● **TASK BRIEF**
Pull out every line below that contains the word "price".

● **Source records**

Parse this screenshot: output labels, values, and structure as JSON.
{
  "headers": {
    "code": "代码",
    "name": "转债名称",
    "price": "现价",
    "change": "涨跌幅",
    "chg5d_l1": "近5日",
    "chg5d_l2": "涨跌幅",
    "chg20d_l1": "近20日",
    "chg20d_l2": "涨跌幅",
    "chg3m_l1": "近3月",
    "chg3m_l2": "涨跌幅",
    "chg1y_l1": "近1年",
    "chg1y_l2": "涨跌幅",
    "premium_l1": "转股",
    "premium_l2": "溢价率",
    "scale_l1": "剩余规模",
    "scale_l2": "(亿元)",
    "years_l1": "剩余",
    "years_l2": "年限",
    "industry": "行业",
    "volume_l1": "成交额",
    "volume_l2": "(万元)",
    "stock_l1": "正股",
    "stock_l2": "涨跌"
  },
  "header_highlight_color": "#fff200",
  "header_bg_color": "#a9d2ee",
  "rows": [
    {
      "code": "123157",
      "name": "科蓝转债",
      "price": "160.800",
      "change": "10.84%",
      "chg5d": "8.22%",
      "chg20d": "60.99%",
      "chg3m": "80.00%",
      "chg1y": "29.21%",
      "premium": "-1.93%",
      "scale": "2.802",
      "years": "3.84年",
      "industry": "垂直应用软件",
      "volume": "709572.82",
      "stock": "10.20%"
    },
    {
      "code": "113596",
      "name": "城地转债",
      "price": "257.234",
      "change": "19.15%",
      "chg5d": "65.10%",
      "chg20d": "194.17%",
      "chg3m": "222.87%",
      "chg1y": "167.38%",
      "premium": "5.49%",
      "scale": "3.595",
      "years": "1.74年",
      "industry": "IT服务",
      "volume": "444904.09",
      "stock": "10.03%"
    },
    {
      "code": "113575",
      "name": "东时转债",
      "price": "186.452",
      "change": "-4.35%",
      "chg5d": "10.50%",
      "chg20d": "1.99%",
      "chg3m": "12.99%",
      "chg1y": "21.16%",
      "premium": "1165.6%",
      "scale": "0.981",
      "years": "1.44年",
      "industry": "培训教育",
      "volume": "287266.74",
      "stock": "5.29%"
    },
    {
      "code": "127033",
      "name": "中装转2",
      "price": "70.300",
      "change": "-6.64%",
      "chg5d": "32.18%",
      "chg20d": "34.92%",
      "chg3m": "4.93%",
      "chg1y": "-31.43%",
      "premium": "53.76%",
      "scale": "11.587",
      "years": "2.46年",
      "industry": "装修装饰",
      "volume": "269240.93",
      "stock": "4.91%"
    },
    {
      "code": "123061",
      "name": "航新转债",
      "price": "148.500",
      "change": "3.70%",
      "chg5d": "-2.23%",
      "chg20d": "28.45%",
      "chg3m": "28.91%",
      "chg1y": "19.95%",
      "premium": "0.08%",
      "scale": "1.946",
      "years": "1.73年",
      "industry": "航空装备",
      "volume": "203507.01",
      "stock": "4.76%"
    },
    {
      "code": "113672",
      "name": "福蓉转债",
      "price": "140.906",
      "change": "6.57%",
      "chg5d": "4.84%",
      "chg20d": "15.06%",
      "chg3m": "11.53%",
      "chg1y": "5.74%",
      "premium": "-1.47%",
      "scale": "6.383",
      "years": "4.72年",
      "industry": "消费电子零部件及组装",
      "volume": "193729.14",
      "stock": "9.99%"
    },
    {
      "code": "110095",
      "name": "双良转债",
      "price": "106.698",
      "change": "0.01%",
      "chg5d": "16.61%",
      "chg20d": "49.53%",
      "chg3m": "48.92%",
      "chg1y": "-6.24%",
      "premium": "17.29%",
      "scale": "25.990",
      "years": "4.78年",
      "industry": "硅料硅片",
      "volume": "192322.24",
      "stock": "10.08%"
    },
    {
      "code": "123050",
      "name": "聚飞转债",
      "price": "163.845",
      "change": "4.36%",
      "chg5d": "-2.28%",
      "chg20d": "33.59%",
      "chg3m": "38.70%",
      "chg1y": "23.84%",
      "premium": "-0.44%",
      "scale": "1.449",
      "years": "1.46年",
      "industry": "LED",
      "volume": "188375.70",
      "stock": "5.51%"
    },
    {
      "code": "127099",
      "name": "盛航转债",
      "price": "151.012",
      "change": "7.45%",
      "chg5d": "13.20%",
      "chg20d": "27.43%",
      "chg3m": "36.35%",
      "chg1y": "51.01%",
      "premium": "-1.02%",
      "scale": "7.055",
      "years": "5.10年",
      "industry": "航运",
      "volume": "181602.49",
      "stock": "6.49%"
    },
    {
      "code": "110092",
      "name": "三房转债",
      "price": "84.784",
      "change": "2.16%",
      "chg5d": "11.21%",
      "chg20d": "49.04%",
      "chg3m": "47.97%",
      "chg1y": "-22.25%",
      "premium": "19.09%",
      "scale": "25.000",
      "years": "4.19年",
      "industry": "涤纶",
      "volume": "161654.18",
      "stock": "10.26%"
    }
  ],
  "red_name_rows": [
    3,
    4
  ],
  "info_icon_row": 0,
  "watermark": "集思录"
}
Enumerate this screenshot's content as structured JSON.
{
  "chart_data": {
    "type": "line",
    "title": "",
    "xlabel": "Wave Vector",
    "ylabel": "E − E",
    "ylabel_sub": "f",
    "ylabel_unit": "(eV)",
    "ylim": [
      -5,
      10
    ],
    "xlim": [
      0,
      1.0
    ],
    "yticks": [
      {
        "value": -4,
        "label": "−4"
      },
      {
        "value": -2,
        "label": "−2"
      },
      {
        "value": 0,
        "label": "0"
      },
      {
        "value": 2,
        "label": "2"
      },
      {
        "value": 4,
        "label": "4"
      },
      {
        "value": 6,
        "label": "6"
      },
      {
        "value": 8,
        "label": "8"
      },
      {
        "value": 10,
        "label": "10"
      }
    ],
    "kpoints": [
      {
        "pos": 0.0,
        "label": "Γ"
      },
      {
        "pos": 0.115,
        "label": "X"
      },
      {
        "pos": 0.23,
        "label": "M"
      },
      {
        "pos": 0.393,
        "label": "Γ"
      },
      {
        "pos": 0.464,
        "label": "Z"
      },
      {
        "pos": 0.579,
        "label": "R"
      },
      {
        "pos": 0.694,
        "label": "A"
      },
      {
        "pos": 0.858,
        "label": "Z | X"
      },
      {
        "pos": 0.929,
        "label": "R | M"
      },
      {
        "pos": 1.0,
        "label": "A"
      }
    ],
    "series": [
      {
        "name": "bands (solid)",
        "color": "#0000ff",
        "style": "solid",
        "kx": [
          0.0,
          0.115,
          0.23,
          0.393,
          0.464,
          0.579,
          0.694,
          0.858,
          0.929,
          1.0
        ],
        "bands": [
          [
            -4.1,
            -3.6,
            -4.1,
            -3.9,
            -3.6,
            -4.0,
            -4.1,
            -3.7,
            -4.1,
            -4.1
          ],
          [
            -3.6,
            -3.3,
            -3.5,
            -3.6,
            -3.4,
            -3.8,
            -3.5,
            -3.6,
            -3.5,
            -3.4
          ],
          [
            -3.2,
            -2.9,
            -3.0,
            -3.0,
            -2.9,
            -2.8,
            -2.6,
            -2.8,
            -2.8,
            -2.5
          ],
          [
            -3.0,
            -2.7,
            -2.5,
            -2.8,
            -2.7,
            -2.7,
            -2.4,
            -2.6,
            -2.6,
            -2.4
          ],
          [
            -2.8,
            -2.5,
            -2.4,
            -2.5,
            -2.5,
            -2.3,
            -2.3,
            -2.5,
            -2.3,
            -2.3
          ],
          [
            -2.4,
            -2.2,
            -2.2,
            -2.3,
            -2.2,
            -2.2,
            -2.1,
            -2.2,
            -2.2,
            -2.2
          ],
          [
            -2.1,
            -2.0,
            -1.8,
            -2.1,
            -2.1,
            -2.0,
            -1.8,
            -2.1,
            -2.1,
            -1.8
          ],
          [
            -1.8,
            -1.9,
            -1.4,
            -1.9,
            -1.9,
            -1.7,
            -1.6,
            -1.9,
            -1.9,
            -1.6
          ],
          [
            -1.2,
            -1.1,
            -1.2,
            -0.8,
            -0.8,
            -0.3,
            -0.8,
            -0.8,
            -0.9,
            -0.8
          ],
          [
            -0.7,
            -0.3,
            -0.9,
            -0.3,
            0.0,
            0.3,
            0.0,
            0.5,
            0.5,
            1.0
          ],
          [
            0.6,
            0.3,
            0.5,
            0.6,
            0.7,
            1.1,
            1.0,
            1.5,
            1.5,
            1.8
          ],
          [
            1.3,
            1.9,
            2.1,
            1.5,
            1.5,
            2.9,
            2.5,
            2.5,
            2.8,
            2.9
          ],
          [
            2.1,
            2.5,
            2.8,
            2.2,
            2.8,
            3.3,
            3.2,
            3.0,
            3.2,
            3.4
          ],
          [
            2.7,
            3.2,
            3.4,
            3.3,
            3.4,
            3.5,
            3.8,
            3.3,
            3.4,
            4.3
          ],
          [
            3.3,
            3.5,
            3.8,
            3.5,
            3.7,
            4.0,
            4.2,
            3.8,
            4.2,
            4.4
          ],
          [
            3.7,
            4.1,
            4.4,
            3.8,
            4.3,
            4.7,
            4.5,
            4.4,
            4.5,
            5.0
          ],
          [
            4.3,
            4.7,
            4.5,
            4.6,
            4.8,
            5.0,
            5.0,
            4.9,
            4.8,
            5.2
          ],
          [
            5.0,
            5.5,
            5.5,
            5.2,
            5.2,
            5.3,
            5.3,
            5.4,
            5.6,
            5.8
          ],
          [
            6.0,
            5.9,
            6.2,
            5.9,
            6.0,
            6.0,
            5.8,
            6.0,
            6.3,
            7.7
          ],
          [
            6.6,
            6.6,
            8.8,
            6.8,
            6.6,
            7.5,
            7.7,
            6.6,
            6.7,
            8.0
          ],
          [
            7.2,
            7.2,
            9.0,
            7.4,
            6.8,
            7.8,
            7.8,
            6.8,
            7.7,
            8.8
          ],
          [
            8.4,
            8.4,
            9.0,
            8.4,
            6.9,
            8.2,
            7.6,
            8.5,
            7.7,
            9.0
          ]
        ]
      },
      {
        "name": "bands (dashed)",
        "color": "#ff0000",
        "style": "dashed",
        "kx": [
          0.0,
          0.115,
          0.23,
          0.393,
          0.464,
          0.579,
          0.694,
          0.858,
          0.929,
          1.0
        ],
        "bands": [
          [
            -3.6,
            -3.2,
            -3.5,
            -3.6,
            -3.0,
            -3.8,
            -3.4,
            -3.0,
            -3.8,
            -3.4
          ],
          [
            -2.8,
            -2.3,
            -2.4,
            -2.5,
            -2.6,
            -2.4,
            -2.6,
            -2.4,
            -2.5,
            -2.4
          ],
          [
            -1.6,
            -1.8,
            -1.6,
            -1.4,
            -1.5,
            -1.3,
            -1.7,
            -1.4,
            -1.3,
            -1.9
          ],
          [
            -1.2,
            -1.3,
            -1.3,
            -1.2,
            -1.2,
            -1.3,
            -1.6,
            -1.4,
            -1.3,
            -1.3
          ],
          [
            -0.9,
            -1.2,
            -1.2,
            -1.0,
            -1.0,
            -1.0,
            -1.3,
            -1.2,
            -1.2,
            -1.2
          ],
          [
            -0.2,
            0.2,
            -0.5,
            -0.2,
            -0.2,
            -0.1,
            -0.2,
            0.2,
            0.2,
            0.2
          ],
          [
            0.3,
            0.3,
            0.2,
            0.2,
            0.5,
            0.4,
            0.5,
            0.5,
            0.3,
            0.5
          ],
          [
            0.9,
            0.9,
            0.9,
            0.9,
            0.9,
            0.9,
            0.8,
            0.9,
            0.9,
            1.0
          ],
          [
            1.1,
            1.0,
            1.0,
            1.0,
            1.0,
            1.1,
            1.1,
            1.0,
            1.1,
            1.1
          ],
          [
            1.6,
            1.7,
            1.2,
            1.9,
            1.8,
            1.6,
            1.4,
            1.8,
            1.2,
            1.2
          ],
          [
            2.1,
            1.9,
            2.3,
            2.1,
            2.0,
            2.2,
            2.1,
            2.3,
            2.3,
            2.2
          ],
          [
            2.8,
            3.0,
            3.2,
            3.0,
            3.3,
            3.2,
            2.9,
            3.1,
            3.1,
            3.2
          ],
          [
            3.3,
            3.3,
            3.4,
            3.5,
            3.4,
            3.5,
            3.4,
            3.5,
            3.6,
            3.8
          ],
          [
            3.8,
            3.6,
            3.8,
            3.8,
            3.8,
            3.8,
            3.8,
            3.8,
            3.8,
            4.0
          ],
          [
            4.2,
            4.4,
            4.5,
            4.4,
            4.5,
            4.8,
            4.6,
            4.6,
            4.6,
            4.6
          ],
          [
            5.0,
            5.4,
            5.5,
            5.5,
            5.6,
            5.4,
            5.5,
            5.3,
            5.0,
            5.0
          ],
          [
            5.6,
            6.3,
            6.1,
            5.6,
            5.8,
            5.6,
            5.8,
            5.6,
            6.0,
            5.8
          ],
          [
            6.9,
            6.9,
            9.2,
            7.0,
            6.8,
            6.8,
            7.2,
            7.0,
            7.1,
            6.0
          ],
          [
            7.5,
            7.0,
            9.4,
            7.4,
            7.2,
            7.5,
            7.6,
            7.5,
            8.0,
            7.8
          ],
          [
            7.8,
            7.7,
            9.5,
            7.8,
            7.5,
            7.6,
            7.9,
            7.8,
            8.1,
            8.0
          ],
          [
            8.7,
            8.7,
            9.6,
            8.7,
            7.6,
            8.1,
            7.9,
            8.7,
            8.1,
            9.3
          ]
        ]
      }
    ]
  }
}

● **RIGHT ANSWER**
    "price": "现价",
      "price": "160.800",
      "price": "257.234",
      "price": "186.452",
      "price": "70.300",
      "price": "148.500",
      "price": "140.906",
      "price": "106.698",
      "price": "163.845",
      "price": "151.012",
      "price": "84.784",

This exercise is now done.